[Data entries for graphics]
[start]

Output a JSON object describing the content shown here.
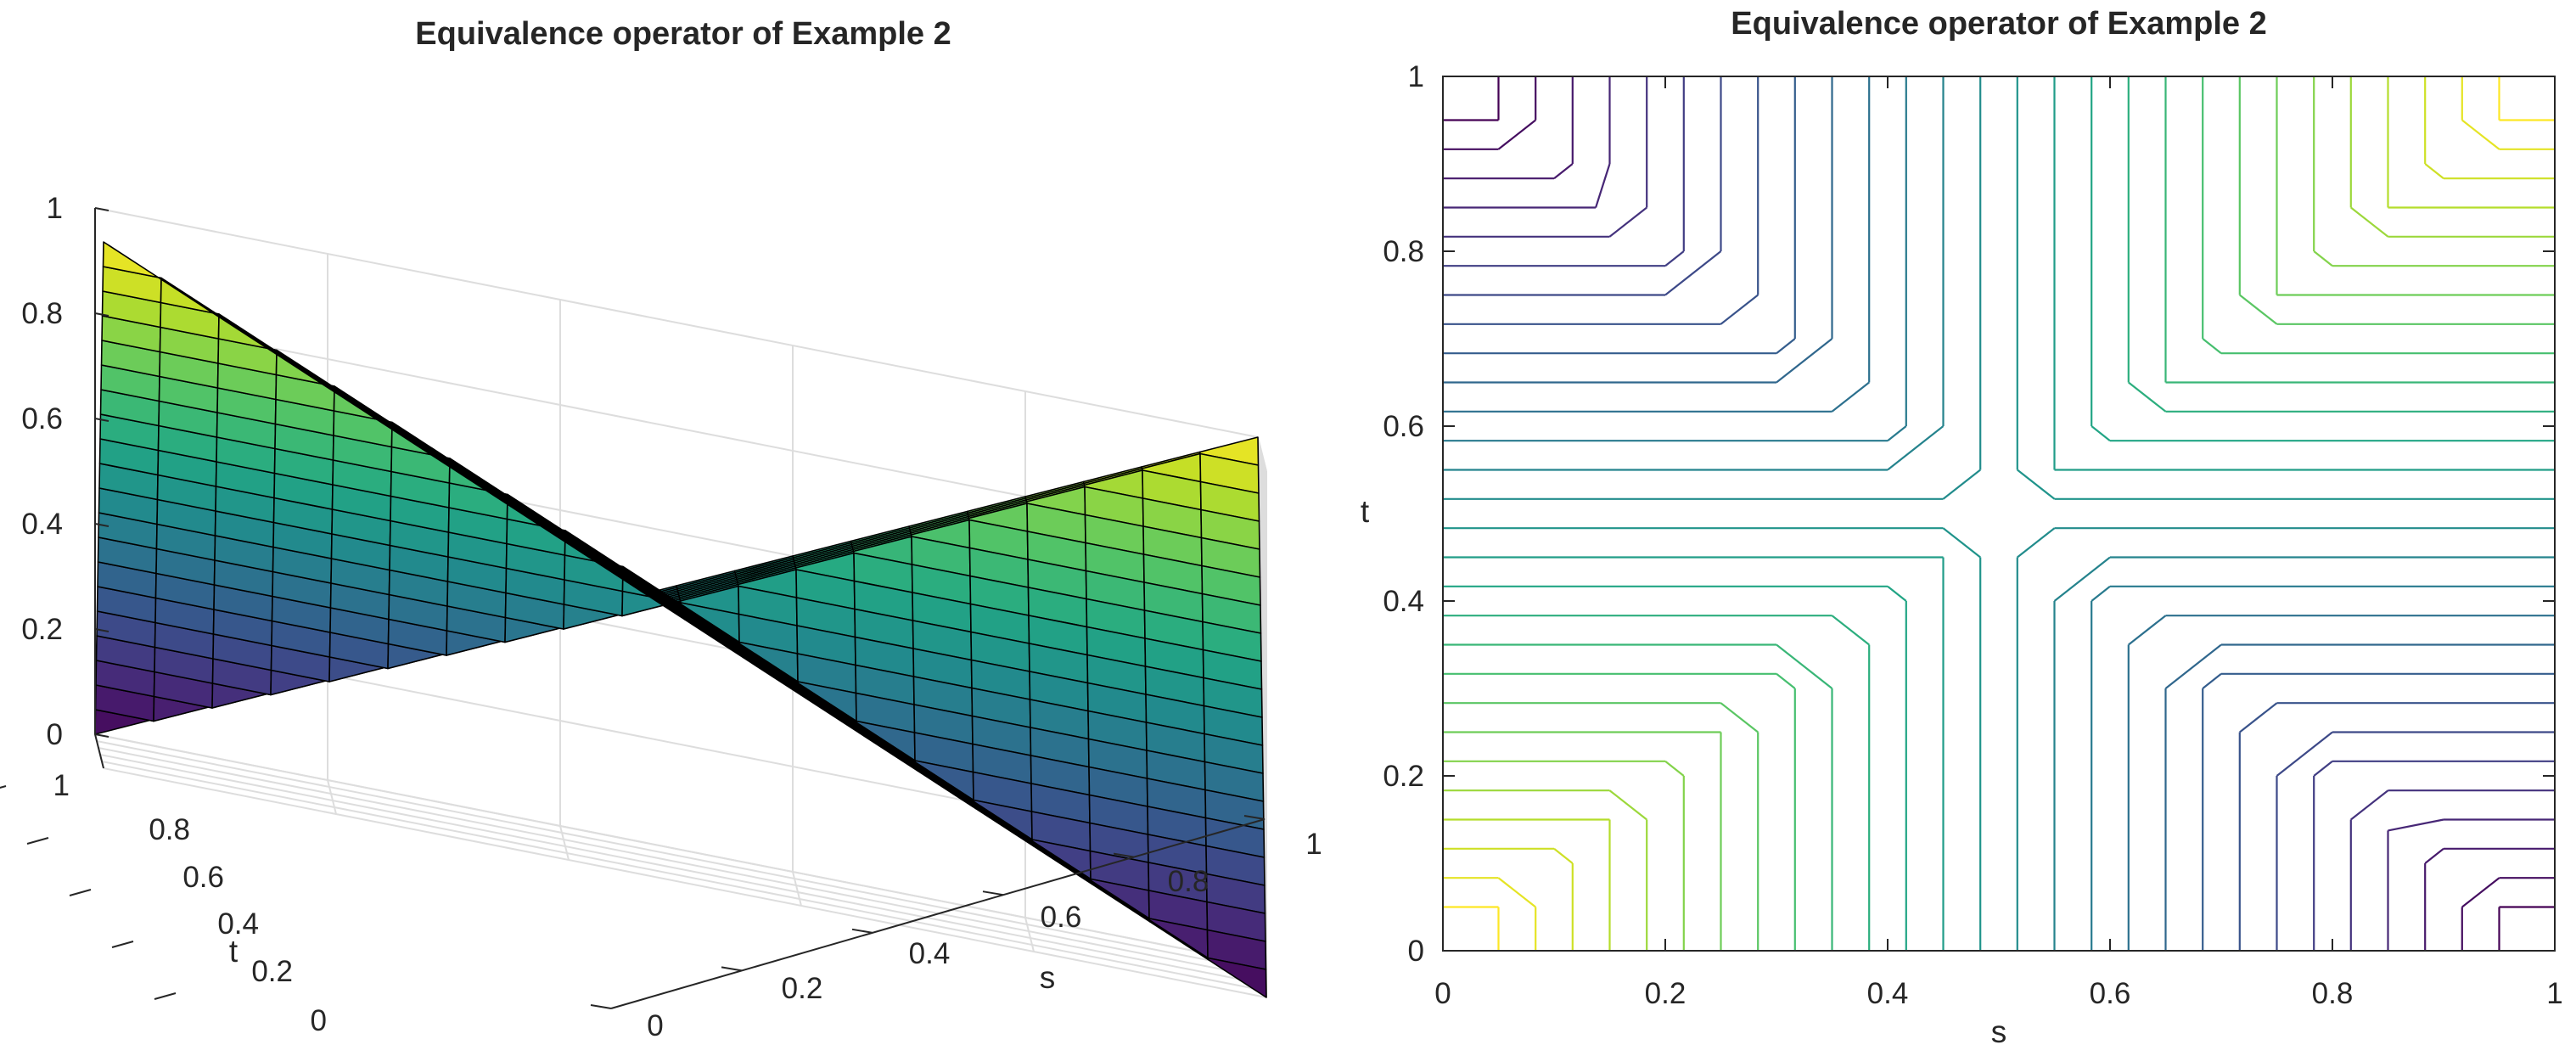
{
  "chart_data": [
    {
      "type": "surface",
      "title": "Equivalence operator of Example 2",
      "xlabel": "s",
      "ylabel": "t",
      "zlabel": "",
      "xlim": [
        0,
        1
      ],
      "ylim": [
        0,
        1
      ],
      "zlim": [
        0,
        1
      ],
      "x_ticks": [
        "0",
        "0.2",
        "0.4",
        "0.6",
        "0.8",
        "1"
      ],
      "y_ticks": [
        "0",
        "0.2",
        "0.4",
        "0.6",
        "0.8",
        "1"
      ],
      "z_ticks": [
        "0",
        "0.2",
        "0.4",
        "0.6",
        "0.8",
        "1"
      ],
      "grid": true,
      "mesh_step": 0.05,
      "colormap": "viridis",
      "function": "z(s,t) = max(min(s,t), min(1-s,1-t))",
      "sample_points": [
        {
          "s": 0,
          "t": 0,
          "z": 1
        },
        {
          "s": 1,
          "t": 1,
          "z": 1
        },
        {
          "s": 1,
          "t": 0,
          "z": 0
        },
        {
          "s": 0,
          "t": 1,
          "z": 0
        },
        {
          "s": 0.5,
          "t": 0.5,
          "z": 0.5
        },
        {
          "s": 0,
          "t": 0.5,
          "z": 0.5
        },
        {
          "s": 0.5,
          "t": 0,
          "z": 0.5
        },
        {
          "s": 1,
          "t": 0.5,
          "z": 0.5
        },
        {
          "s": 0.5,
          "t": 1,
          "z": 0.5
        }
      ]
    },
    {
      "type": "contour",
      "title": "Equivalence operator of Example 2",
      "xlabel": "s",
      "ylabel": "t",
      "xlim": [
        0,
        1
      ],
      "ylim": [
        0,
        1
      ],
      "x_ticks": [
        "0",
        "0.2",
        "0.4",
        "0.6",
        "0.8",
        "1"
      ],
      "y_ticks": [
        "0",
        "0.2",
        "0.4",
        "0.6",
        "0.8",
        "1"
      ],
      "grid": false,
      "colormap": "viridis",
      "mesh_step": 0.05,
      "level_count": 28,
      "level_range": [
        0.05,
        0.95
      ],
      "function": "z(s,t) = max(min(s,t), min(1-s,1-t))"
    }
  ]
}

[end]
[start]

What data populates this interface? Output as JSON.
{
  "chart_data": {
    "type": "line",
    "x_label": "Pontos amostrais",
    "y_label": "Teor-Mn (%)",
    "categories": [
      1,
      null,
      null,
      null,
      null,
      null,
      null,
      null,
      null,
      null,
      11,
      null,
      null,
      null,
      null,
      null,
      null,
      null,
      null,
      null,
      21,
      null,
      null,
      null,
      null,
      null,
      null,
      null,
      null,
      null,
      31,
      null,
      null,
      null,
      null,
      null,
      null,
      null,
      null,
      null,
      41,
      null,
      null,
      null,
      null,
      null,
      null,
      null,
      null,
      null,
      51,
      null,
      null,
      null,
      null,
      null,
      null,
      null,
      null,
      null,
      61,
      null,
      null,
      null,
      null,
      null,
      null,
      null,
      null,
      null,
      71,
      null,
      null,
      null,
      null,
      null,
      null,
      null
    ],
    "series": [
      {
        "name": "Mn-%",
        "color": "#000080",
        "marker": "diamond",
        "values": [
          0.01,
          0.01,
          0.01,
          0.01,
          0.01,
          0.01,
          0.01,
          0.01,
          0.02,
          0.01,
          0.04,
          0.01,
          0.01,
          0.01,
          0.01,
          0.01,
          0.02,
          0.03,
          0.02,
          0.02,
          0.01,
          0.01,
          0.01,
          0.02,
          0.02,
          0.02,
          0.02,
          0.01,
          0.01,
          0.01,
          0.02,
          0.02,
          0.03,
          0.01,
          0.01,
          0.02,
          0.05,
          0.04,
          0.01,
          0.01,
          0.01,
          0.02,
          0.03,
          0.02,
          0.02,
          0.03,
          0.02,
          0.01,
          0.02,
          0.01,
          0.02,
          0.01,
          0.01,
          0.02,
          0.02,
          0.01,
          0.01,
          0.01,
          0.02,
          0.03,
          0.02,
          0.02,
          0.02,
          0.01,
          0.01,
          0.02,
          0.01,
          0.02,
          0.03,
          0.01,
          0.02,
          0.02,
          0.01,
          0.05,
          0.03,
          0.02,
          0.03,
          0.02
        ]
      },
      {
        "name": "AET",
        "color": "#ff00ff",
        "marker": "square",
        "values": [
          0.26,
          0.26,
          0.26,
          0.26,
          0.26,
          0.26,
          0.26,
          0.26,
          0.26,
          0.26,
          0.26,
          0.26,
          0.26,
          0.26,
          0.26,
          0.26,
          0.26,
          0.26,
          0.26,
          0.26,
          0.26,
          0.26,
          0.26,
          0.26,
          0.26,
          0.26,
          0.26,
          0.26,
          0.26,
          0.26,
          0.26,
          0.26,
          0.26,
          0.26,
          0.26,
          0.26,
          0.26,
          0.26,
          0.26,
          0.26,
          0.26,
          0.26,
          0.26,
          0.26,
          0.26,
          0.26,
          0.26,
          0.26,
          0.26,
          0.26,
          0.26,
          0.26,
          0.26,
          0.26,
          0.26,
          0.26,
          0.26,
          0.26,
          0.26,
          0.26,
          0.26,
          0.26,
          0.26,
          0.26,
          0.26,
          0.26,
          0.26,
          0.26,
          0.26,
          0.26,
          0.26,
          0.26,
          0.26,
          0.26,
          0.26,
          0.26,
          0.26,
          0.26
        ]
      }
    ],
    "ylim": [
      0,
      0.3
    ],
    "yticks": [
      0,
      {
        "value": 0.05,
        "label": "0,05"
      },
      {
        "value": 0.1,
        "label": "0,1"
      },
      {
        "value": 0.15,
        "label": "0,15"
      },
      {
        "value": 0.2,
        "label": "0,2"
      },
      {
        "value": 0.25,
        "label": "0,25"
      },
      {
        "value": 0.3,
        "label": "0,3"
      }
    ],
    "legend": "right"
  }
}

[end]

**Stated task**.
From the data above, show each line that contains "function".

**Completed task**.
      "function": "z(s,t) = max(min(s,t), min(1-s,1-t))",
      "function": "z(s,t) = max(min(s,t), min(1-s,1-t))"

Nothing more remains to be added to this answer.